OBJECTIVE: Write out each line of the material again, word for word.

RECORDS SUPPLIED:
⟨

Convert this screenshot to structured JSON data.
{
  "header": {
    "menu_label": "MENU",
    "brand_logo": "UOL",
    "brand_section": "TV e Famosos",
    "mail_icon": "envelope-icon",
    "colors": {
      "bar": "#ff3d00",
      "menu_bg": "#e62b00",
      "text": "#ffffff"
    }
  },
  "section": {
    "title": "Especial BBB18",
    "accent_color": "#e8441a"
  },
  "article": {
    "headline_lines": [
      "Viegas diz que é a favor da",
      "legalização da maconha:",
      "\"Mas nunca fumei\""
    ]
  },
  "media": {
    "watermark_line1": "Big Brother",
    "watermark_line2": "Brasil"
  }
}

⟩

PROBLEM SOLUTION:
Convert this screenshot to structured JSON data.
{
  "header": {
    "menu_label": "MENU",
    "brand_logo": "UOL",
    "brand_section": "TV e Famosos",
    "mail_icon": "envelope-icon",
    "colors": {
      "bar": "#ff3d00",
      "menu_bg": "#e62b00",
      "text": "#ffffff"
    }
  },
  "section": {
    "title": "Especial BBB18",
    "accent_color": "#e8441a"
  },
  "article": {
    "headline_lines": [
      "Viegas diz que é a favor da",
      "legalização da maconha:",
      "\"Mas nunca fumei\""
    ]
  },
  "media": {
    "watermark_line1": "Big Brother",
    "watermark_line2": "Brasil"
  }
}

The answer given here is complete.